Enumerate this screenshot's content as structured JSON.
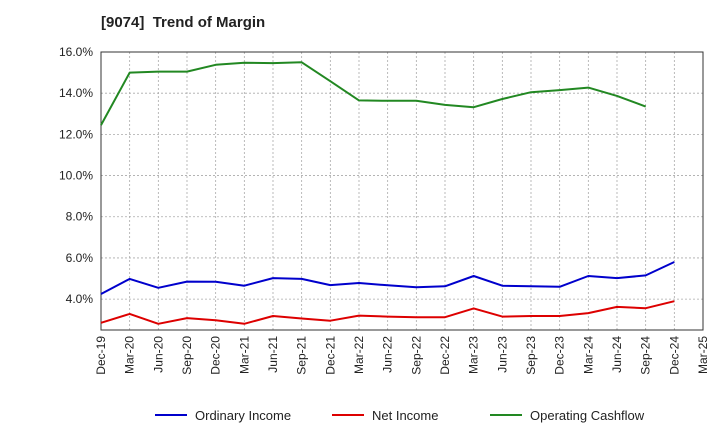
{
  "chart_data": {
    "type": "line",
    "title": "[9074]  Trend of Margin",
    "xlabel": "",
    "ylabel": "",
    "ylim": [
      2.5,
      16.0
    ],
    "yticks": [
      "4.0%",
      "6.0%",
      "8.0%",
      "10.0%",
      "12.0%",
      "14.0%",
      "16.0%"
    ],
    "categories": [
      "Dec-19",
      "Mar-20",
      "Jun-20",
      "Sep-20",
      "Dec-20",
      "Mar-21",
      "Jun-21",
      "Sep-21",
      "Dec-21",
      "Mar-22",
      "Jun-22",
      "Sep-22",
      "Dec-22",
      "Mar-23",
      "Jun-23",
      "Sep-23",
      "Dec-23",
      "Mar-24",
      "Jun-24",
      "Sep-24",
      "Dec-24",
      "Mar-25"
    ],
    "grid": true,
    "legend_position": "bottom",
    "series": [
      {
        "name": "Ordinary Income",
        "color": "#0000cc",
        "values": [
          4.25,
          4.98,
          4.55,
          4.85,
          4.84,
          4.65,
          5.02,
          4.98,
          4.68,
          4.78,
          4.67,
          4.58,
          4.62,
          5.12,
          4.65,
          4.62,
          4.6,
          5.12,
          5.02,
          5.15,
          5.8,
          null
        ]
      },
      {
        "name": "Net Income",
        "color": "#dd0000",
        "values": [
          2.85,
          3.28,
          2.8,
          3.08,
          2.97,
          2.8,
          3.18,
          3.06,
          2.95,
          3.2,
          3.15,
          3.12,
          3.12,
          3.55,
          3.15,
          3.18,
          3.18,
          3.32,
          3.62,
          3.56,
          3.9,
          null
        ]
      },
      {
        "name": "Operating Cashflow",
        "color": "#228822",
        "values": [
          12.45,
          15.0,
          15.05,
          15.05,
          15.38,
          15.48,
          15.46,
          15.5,
          14.58,
          13.65,
          13.63,
          13.63,
          13.43,
          13.32,
          13.72,
          14.05,
          14.15,
          14.27,
          13.87,
          13.35,
          null,
          null
        ]
      }
    ]
  }
}
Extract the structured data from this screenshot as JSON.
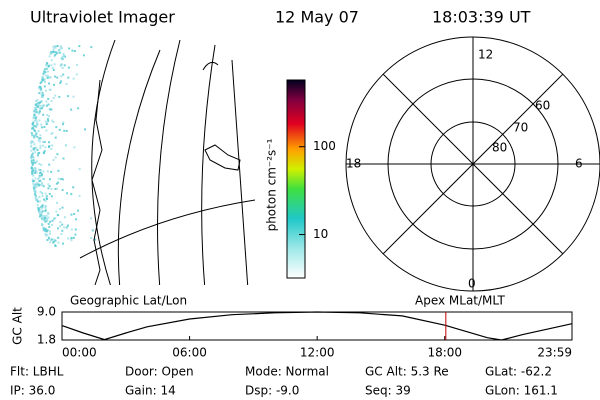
──────────
[STATED TASK]: Search the entries for the string "JSON" and collect each line that has it.

[WRITTEN RESPONSE]:
Enumerate this screenshot's content as structured JSON.
Extract the structured data from this screenshot as JSON.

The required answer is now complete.